:: Exercise goal ::
Copy every line of the data exactly, leaving nothing out.

:: Input for this task ::
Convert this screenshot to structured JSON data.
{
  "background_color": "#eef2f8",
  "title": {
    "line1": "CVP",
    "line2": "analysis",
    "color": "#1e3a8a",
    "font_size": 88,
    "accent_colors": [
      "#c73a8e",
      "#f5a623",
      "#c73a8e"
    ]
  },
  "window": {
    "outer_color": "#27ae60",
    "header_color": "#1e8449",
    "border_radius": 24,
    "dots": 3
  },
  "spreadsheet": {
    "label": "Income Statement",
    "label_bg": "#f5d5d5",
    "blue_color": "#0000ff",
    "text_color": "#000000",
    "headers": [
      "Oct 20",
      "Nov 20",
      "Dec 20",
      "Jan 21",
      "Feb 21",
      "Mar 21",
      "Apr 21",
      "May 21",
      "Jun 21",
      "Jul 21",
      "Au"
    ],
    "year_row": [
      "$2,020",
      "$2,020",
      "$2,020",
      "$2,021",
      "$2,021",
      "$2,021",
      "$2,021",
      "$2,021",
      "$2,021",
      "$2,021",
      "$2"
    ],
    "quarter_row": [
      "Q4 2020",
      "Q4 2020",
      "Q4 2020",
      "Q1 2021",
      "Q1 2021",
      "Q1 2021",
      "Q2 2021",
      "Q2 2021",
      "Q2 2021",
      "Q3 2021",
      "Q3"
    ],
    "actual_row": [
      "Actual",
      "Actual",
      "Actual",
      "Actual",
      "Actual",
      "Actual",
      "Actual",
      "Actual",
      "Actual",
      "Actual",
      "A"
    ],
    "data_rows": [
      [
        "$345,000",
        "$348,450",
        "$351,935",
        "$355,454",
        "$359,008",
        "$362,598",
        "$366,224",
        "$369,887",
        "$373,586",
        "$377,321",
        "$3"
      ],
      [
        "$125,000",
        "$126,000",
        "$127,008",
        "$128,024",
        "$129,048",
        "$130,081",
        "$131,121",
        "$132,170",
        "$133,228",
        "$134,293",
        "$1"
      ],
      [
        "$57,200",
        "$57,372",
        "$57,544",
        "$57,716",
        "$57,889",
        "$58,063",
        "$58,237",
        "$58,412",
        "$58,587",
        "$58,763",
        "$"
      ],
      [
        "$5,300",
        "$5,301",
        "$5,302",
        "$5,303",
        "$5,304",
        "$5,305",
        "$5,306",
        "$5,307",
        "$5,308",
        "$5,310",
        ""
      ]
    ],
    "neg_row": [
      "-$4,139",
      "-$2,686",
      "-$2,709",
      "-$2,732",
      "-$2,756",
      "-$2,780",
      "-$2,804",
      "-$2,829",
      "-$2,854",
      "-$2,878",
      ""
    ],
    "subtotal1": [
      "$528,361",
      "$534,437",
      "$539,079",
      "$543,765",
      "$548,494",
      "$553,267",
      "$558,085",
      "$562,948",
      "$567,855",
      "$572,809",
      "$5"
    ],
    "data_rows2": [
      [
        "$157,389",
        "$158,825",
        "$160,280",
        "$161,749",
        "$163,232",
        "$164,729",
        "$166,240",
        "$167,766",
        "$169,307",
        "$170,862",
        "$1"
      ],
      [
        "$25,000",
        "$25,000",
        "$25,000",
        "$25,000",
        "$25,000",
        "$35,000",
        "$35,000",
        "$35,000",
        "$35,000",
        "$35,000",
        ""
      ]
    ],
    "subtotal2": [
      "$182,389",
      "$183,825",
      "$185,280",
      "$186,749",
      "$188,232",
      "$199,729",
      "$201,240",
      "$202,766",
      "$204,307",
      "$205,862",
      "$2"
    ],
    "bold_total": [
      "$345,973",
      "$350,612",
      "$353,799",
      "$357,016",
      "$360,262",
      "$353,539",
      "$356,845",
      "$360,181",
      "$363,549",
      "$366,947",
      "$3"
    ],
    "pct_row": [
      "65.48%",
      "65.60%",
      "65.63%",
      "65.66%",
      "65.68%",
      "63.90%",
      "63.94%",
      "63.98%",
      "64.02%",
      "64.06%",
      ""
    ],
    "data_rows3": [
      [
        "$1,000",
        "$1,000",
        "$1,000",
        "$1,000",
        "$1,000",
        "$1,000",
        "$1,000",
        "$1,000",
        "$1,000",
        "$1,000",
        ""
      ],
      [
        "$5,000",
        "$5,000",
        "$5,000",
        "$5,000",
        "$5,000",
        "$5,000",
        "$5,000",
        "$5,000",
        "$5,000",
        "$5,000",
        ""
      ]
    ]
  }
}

:: Answer ::
Convert this screenshot to structured JSON data.
{
  "background_color": "#eef2f8",
  "title": {
    "line1": "CVP",
    "line2": "analysis",
    "color": "#1e3a8a",
    "font_size": 88,
    "accent_colors": [
      "#c73a8e",
      "#f5a623",
      "#c73a8e"
    ]
  },
  "window": {
    "outer_color": "#27ae60",
    "header_color": "#1e8449",
    "border_radius": 24,
    "dots": 3
  },
  "spreadsheet": {
    "label": "Income Statement",
    "label_bg": "#f5d5d5",
    "blue_color": "#0000ff",
    "text_color": "#000000",
    "headers": [
      "Oct 20",
      "Nov 20",
      "Dec 20",
      "Jan 21",
      "Feb 21",
      "Mar 21",
      "Apr 21",
      "May 21",
      "Jun 21",
      "Jul 21",
      "Au"
    ],
    "year_row": [
      "$2,020",
      "$2,020",
      "$2,020",
      "$2,021",
      "$2,021",
      "$2,021",
      "$2,021",
      "$2,021",
      "$2,021",
      "$2,021",
      "$2"
    ],
    "quarter_row": [
      "Q4 2020",
      "Q4 2020",
      "Q4 2020",
      "Q1 2021",
      "Q1 2021",
      "Q1 2021",
      "Q2 2021",
      "Q2 2021",
      "Q2 2021",
      "Q3 2021",
      "Q3"
    ],
    "actual_row": [
      "Actual",
      "Actual",
      "Actual",
      "Actual",
      "Actual",
      "Actual",
      "Actual",
      "Actual",
      "Actual",
      "Actual",
      "A"
    ],
    "data_rows": [
      [
        "$345,000",
        "$348,450",
        "$351,935",
        "$355,454",
        "$359,008",
        "$362,598",
        "$366,224",
        "$369,887",
        "$373,586",
        "$377,321",
        "$3"
      ],
      [
        "$125,000",
        "$126,000",
        "$127,008",
        "$128,024",
        "$129,048",
        "$130,081",
        "$131,121",
        "$132,170",
        "$133,228",
        "$134,293",
        "$1"
      ],
      [
        "$57,200",
        "$57,372",
        "$57,544",
        "$57,716",
        "$57,889",
        "$58,063",
        "$58,237",
        "$58,412",
        "$58,587",
        "$58,763",
        "$"
      ],
      [
        "$5,300",
        "$5,301",
        "$5,302",
        "$5,303",
        "$5,304",
        "$5,305",
        "$5,306",
        "$5,307",
        "$5,308",
        "$5,310",
        ""
      ]
    ],
    "neg_row": [
      "-$4,139",
      "-$2,686",
      "-$2,709",
      "-$2,732",
      "-$2,756",
      "-$2,780",
      "-$2,804",
      "-$2,829",
      "-$2,854",
      "-$2,878",
      ""
    ],
    "subtotal1": [
      "$528,361",
      "$534,437",
      "$539,079",
      "$543,765",
      "$548,494",
      "$553,267",
      "$558,085",
      "$562,948",
      "$567,855",
      "$572,809",
      "$5"
    ],
    "data_rows2": [
      [
        "$157,389",
        "$158,825",
        "$160,280",
        "$161,749",
        "$163,232",
        "$164,729",
        "$166,240",
        "$167,766",
        "$169,307",
        "$170,862",
        "$1"
      ],
      [
        "$25,000",
        "$25,000",
        "$25,000",
        "$25,000",
        "$25,000",
        "$35,000",
        "$35,000",
        "$35,000",
        "$35,000",
        "$35,000",
        ""
      ]
    ],
    "subtotal2": [
      "$182,389",
      "$183,825",
      "$185,280",
      "$186,749",
      "$188,232",
      "$199,729",
      "$201,240",
      "$202,766",
      "$204,307",
      "$205,862",
      "$2"
    ],
    "bold_total": [
      "$345,973",
      "$350,612",
      "$353,799",
      "$357,016",
      "$360,262",
      "$353,539",
      "$356,845",
      "$360,181",
      "$363,549",
      "$366,947",
      "$3"
    ],
    "pct_row": [
      "65.48%",
      "65.60%",
      "65.63%",
      "65.66%",
      "65.68%",
      "63.90%",
      "63.94%",
      "63.98%",
      "64.02%",
      "64.06%",
      ""
    ],
    "data_rows3": [
      [
        "$1,000",
        "$1,000",
        "$1,000",
        "$1,000",
        "$1,000",
        "$1,000",
        "$1,000",
        "$1,000",
        "$1,000",
        "$1,000",
        ""
      ],
      [
        "$5,000",
        "$5,000",
        "$5,000",
        "$5,000",
        "$5,000",
        "$5,000",
        "$5,000",
        "$5,000",
        "$5,000",
        "$5,000",
        ""
      ]
    ]
  }
}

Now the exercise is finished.